• [Short problem]: Tally the lines of the listing that contain the string "count". Give the number and nothing else.

• [Stored records]:
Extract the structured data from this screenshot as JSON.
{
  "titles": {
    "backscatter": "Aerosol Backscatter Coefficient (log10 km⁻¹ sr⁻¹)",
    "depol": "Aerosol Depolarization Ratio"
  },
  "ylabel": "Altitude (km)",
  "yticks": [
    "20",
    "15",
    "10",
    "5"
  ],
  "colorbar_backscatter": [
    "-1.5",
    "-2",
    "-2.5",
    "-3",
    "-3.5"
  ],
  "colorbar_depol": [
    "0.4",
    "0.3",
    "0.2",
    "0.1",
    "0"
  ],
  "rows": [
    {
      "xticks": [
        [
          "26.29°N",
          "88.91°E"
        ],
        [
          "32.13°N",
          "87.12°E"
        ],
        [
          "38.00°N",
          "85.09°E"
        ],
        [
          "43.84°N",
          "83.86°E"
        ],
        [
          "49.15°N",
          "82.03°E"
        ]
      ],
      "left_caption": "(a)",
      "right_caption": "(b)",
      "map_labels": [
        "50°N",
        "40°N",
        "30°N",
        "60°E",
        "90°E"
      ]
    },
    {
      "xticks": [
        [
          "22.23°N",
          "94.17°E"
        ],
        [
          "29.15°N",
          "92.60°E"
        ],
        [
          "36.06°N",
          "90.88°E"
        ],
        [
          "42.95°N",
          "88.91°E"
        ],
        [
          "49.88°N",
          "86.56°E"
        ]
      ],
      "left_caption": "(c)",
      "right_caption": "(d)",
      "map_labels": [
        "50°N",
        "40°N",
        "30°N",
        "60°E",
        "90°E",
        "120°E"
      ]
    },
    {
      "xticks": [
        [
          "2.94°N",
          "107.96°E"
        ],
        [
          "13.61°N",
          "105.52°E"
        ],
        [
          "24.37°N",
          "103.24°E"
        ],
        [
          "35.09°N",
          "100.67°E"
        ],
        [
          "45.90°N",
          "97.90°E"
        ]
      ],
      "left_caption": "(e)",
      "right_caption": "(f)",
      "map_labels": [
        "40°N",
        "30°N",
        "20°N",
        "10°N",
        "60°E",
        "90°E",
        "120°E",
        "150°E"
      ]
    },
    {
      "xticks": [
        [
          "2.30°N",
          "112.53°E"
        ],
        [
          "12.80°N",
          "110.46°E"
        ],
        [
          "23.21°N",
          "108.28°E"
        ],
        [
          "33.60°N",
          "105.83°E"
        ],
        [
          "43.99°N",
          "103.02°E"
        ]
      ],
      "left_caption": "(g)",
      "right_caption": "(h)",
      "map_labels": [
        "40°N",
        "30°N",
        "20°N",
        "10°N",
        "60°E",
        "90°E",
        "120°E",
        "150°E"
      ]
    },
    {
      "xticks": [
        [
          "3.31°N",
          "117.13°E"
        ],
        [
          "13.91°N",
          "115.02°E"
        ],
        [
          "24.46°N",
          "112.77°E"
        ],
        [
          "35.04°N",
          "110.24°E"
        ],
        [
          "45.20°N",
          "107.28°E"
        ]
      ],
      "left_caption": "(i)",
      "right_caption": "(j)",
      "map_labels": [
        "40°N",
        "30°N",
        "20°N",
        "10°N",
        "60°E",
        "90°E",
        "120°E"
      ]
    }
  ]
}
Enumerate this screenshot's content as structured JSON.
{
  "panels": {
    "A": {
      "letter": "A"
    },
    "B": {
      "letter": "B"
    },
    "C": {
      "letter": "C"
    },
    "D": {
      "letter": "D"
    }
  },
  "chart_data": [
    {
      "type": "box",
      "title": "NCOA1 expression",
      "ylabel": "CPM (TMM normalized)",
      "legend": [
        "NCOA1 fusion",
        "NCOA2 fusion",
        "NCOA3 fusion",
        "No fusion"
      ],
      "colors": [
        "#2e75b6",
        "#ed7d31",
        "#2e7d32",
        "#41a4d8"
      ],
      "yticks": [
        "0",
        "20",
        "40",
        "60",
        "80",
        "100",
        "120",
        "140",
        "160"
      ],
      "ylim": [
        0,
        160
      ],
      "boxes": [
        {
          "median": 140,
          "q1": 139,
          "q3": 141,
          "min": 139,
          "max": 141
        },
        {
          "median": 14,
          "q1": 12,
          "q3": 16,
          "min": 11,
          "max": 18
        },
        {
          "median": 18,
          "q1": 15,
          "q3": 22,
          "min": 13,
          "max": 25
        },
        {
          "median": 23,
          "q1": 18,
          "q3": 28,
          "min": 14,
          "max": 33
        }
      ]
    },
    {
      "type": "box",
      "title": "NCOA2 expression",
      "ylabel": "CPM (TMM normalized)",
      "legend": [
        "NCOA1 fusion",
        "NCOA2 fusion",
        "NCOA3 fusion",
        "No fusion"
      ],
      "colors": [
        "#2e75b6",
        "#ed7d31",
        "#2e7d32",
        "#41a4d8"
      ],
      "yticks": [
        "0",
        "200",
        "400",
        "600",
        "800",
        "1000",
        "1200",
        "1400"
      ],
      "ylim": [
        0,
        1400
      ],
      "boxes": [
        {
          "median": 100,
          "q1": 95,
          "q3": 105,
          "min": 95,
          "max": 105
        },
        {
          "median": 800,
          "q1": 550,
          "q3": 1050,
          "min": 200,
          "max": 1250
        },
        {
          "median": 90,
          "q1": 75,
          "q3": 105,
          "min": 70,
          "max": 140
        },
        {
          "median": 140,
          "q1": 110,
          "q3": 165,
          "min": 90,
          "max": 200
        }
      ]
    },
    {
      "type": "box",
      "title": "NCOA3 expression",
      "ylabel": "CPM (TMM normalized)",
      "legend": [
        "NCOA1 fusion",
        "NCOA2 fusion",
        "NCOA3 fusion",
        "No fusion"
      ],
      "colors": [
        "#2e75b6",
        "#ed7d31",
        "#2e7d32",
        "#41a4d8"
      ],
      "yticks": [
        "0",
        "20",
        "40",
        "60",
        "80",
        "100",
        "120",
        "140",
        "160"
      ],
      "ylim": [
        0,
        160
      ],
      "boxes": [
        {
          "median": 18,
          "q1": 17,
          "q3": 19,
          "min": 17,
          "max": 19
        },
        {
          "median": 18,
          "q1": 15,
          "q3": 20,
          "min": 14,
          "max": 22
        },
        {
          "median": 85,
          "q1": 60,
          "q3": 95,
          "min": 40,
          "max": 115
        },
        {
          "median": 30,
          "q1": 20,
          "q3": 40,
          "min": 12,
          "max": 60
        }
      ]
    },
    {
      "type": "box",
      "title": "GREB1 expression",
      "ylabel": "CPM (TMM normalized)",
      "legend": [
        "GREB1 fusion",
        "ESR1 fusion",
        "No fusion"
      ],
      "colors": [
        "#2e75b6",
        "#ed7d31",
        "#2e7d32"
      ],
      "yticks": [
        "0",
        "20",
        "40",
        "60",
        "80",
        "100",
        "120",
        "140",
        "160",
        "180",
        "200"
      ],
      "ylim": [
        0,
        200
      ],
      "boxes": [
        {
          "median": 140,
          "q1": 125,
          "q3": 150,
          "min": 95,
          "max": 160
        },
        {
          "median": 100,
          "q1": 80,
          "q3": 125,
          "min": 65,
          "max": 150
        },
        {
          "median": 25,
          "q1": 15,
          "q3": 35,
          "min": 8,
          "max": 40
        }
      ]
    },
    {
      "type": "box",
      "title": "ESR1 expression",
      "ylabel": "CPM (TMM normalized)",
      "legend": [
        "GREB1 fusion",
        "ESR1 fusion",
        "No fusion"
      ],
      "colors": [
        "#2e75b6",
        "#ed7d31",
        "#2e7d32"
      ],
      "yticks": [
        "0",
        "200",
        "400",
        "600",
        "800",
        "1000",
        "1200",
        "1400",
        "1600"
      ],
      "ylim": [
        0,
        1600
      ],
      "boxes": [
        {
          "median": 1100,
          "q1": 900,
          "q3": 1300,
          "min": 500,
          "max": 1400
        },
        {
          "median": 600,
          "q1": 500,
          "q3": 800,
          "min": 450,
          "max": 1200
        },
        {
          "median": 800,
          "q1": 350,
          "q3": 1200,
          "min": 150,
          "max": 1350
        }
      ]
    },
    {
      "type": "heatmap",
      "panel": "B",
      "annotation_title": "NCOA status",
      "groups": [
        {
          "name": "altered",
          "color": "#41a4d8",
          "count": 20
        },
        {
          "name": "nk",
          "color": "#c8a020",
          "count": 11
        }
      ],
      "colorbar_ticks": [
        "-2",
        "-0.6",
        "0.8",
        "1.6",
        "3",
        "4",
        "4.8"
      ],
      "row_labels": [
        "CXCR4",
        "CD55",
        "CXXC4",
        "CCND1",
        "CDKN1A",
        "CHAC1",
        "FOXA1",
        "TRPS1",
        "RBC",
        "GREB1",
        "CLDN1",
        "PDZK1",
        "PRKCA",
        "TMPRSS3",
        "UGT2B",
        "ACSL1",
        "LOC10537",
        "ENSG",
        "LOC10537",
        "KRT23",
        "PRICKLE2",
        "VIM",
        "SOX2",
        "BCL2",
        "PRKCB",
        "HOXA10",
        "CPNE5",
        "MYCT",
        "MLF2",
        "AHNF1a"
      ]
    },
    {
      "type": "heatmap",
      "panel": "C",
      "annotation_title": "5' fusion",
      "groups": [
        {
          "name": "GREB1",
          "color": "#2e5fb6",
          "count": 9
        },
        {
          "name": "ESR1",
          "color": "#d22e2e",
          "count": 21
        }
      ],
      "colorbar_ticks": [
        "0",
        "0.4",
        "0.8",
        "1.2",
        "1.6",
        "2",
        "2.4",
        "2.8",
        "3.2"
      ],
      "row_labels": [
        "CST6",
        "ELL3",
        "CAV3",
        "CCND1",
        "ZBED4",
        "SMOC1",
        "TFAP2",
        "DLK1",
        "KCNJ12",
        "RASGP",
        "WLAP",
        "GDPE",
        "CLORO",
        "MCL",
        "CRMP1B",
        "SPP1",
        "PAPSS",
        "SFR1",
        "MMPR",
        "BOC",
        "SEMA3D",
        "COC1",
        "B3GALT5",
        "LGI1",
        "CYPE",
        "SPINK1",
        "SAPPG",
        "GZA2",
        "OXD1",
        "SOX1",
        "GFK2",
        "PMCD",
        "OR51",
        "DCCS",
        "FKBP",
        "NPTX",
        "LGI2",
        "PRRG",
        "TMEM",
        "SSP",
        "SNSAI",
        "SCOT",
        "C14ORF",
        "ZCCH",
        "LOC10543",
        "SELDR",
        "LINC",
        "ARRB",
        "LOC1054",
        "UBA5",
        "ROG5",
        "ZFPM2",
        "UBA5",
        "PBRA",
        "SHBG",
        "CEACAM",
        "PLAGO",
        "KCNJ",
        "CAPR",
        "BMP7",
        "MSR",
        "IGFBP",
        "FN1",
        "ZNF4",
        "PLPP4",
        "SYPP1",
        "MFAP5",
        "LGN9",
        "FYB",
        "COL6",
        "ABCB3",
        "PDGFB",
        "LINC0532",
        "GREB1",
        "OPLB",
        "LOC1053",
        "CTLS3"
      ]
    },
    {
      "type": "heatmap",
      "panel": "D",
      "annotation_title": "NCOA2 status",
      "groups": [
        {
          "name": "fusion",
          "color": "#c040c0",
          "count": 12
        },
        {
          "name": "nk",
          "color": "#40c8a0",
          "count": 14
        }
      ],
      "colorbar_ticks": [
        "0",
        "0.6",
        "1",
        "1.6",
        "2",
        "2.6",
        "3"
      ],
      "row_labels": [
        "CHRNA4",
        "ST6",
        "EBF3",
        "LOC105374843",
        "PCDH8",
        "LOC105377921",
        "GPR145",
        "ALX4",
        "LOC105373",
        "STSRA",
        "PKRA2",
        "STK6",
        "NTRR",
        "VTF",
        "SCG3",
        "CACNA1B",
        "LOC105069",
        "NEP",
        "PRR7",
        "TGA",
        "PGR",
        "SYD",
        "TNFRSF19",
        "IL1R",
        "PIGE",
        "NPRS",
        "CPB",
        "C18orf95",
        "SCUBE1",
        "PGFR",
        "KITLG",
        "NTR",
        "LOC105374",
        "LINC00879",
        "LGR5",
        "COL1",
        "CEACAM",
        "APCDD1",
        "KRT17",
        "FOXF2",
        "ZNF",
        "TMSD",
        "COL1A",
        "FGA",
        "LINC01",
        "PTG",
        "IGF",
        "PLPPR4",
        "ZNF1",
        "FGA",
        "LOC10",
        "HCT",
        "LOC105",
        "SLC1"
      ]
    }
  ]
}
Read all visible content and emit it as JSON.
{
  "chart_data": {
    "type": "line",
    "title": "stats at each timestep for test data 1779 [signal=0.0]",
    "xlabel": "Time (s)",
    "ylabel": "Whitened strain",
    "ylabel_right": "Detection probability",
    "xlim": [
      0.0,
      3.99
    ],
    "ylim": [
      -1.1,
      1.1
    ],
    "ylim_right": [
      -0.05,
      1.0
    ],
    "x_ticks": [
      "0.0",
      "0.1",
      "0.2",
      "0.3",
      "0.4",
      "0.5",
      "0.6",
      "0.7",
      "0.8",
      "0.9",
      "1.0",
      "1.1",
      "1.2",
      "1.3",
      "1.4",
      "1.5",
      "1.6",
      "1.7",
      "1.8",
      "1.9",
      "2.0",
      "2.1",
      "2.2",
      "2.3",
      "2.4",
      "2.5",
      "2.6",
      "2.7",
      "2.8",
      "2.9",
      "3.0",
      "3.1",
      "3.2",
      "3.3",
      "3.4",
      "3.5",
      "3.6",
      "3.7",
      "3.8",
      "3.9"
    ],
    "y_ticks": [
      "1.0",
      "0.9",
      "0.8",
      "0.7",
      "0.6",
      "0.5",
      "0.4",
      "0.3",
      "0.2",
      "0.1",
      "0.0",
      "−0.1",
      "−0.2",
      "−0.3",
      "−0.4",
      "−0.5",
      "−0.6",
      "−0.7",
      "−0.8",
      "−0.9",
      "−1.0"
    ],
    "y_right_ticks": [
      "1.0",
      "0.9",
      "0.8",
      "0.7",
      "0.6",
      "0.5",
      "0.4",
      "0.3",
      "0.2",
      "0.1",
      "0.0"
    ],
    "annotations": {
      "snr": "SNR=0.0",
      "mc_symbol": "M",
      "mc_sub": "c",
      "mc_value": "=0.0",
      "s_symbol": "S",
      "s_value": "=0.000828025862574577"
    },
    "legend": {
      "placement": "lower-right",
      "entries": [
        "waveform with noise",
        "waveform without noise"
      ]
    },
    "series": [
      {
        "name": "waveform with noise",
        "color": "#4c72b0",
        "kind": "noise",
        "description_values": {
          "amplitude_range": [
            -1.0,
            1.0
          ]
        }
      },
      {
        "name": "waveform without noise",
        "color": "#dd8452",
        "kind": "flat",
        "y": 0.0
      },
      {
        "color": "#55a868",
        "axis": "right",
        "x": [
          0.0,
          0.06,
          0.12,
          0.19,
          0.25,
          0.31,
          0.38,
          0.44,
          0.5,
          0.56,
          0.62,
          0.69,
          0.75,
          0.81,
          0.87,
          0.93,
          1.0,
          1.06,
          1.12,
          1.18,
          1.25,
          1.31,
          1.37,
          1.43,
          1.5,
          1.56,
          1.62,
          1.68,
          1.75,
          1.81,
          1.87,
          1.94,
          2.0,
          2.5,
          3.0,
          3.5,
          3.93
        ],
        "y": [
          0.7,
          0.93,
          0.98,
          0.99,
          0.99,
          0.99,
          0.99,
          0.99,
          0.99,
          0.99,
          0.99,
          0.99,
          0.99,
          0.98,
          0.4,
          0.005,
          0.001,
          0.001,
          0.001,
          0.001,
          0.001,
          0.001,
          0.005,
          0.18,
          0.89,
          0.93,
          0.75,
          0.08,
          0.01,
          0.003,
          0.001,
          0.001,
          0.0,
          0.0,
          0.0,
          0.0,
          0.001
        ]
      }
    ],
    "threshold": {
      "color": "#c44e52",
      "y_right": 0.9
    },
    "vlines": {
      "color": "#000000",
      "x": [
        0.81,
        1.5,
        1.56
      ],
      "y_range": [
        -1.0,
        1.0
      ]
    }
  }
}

• [In response]: 6